---------- Record list

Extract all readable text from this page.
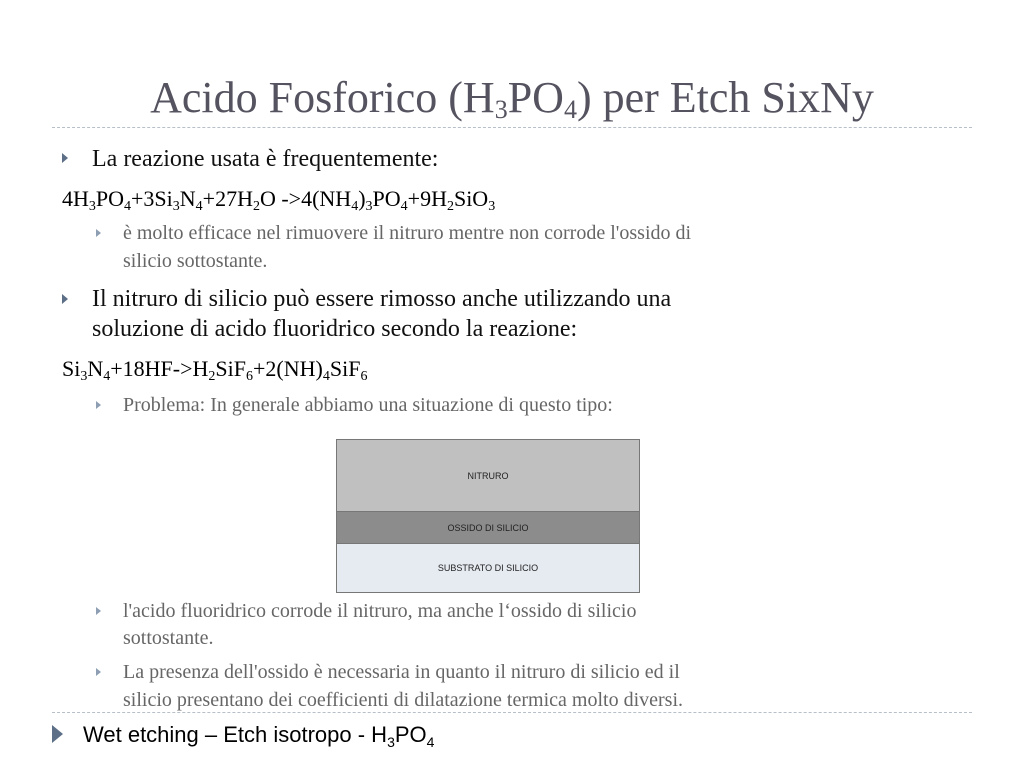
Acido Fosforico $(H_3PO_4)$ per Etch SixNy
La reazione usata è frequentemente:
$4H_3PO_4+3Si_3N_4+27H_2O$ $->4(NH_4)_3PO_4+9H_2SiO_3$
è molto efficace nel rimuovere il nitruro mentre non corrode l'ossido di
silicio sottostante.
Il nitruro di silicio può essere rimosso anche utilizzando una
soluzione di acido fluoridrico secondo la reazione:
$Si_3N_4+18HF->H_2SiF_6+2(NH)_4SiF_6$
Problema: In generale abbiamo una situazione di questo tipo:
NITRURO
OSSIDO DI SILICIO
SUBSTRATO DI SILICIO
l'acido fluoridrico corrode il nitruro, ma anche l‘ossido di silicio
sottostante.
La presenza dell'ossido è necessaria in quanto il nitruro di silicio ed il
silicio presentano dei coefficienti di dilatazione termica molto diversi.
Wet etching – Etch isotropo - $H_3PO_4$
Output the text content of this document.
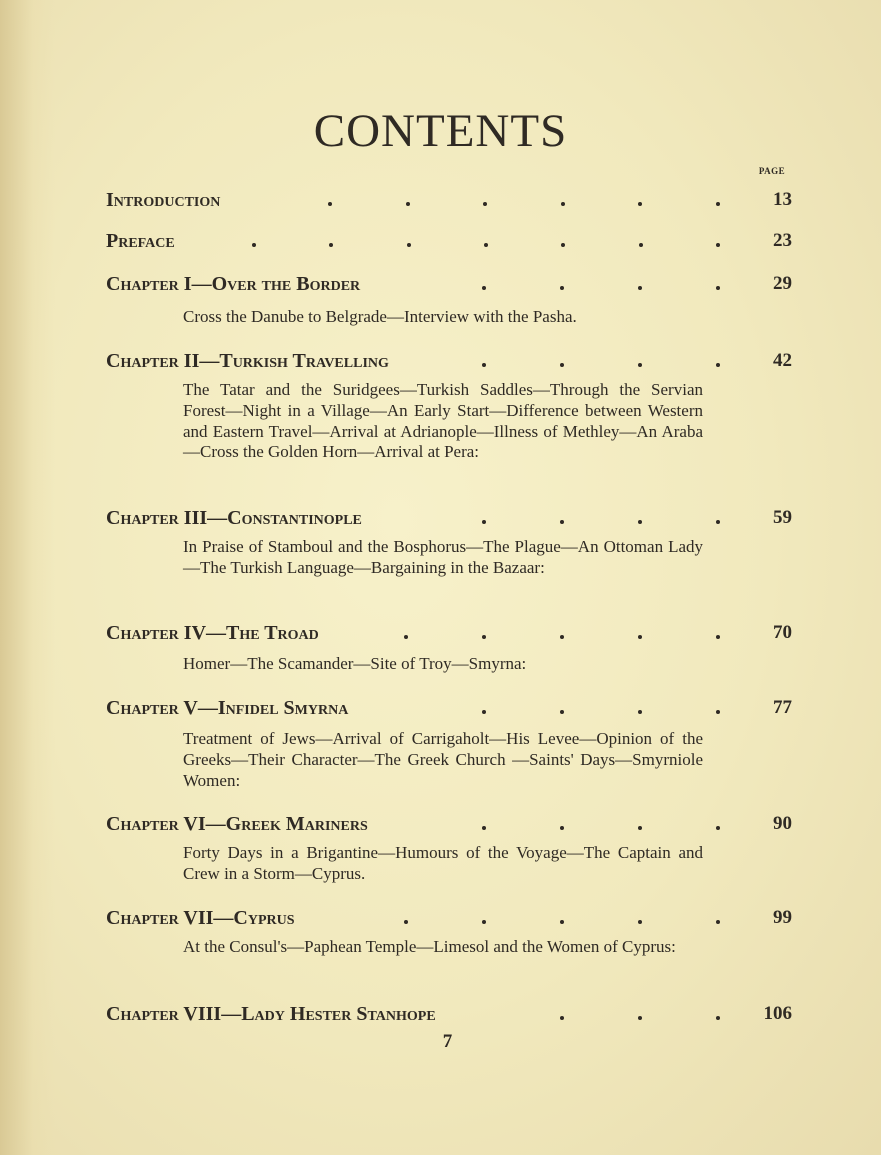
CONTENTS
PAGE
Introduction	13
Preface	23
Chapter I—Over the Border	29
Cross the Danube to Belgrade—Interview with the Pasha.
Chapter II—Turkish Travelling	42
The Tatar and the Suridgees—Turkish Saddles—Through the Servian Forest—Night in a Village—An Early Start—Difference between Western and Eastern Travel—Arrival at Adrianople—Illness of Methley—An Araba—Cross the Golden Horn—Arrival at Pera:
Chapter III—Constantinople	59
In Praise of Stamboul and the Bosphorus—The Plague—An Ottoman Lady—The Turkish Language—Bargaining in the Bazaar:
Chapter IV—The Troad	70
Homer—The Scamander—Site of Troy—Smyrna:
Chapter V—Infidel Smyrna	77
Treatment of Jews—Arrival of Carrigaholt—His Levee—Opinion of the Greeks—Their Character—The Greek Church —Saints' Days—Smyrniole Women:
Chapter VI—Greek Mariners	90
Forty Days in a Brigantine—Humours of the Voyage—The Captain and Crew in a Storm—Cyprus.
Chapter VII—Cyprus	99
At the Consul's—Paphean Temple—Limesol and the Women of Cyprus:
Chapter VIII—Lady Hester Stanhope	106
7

--------------------
---------- Record list

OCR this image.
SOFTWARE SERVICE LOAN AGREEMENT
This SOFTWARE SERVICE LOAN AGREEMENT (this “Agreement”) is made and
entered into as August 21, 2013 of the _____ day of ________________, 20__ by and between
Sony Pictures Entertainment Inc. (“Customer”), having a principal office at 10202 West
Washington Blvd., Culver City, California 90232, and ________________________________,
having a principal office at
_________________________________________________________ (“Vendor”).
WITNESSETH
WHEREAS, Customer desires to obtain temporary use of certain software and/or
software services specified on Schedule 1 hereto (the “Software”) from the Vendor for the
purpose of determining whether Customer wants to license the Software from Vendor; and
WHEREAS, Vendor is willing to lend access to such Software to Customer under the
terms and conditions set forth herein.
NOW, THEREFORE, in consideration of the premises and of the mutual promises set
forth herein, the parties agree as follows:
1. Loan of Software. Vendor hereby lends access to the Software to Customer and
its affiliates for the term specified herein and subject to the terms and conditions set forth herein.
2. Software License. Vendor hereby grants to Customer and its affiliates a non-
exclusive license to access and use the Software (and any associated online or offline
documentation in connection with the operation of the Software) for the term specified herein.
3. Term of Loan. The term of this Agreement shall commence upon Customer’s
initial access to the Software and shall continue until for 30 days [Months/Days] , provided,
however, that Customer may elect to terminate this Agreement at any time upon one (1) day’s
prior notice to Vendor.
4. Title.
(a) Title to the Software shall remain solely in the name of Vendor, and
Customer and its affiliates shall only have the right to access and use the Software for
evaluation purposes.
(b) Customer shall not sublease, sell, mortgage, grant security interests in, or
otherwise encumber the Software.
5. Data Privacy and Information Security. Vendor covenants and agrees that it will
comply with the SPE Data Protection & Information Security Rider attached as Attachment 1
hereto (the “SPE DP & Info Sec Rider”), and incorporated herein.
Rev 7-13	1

--------------------

- Problem statement -
Go through the listing above and work out how many lines contain the string "access". Reply with the number alone.

- Task output -
5